> **GIVEN TASK**: Each line that holds the word "большое" counts once; report how many lines do so and nothing else.

> **DATASET RECORDS**:
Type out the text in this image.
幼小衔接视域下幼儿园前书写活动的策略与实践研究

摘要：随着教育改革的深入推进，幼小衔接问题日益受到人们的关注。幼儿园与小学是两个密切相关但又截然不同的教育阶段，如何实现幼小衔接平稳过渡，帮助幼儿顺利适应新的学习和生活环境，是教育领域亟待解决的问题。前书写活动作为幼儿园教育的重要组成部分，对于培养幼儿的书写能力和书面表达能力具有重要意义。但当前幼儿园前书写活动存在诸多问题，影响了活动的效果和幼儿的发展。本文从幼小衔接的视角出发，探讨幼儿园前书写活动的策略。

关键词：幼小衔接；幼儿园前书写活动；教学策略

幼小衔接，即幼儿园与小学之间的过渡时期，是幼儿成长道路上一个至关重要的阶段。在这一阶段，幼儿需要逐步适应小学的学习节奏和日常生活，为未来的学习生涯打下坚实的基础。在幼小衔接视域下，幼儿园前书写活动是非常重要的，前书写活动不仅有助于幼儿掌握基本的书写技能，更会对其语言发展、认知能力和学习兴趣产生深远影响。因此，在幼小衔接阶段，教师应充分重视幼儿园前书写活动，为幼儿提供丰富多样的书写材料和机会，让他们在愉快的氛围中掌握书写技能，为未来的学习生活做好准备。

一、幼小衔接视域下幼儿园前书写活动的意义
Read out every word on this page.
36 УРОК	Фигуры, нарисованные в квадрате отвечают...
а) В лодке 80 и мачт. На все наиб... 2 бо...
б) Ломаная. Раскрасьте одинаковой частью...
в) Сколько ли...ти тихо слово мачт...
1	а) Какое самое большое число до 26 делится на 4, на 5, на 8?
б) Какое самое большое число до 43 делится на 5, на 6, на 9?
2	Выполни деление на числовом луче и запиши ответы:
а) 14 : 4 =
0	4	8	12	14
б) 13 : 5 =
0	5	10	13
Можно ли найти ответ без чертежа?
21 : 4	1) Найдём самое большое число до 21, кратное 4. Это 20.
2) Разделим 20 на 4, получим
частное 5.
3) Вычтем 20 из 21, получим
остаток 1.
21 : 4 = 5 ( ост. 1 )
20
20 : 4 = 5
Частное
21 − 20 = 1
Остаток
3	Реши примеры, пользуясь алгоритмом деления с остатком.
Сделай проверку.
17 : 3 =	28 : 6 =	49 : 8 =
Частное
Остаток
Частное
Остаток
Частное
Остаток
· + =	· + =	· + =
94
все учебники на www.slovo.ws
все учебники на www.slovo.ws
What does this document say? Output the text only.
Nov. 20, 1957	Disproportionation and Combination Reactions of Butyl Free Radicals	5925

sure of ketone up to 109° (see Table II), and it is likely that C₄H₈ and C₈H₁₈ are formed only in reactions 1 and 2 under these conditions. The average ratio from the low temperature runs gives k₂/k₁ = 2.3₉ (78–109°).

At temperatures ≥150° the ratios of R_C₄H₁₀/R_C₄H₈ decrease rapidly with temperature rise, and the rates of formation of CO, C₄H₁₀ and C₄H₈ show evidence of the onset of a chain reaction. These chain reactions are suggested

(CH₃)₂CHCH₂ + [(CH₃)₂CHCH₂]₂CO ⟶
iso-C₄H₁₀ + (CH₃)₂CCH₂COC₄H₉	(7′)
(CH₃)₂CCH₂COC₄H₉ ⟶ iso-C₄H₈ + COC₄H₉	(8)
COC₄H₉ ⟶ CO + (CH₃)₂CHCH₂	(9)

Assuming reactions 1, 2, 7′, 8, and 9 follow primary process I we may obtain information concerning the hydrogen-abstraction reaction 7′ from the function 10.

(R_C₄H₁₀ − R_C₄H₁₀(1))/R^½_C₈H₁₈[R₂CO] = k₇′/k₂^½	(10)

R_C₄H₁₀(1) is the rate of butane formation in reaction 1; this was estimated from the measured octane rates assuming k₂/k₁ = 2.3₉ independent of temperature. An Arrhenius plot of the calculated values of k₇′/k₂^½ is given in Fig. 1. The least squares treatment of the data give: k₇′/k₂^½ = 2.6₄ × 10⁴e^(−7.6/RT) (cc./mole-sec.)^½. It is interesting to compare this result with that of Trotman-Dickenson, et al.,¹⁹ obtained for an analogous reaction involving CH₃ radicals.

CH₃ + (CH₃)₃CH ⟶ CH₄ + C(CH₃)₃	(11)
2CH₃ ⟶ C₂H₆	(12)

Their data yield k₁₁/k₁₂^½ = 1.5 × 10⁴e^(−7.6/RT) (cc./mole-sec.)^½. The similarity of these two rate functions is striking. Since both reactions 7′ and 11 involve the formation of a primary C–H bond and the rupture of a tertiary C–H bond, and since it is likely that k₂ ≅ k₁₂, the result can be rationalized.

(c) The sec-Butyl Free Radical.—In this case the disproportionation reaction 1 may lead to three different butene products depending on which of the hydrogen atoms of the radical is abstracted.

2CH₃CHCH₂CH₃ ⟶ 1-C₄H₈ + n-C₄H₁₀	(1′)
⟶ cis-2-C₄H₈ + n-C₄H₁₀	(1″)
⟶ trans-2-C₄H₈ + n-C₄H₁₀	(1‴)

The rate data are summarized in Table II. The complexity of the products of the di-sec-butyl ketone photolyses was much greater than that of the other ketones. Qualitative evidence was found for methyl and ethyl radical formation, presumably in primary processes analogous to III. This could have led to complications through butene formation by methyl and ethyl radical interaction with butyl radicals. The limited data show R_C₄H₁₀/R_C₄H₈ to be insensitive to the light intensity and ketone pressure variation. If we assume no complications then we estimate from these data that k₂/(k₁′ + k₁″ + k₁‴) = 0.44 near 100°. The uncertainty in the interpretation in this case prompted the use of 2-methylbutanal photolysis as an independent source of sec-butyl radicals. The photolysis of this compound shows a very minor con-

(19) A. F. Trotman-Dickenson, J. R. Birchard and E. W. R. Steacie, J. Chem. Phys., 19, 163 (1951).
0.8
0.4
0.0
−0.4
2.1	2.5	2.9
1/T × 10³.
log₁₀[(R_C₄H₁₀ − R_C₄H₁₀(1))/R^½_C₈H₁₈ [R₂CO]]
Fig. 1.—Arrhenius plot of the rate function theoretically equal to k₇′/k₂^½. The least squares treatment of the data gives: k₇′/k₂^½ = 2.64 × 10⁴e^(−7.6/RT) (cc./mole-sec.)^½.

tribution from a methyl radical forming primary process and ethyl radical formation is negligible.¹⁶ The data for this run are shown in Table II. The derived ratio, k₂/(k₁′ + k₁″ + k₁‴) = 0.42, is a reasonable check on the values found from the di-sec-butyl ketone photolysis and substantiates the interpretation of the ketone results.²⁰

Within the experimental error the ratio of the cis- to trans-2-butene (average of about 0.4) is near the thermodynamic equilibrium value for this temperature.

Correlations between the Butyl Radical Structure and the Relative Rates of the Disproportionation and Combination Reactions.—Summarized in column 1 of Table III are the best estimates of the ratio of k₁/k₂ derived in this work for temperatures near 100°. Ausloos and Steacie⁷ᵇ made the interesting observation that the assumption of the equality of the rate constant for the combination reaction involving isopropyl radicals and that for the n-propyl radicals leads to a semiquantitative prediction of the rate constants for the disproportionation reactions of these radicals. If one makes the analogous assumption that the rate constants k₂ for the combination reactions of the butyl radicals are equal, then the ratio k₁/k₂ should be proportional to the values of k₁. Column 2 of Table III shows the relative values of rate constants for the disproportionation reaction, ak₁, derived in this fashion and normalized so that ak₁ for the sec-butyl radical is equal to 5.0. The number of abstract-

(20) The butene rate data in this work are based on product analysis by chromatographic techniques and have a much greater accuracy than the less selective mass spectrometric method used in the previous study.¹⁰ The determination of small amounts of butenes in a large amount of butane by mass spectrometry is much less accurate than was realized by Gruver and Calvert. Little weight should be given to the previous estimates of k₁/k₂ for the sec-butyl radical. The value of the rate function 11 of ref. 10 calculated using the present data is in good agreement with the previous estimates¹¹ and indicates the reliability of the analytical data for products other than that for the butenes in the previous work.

> **ANSWER TO THIS PROBLEM**: 3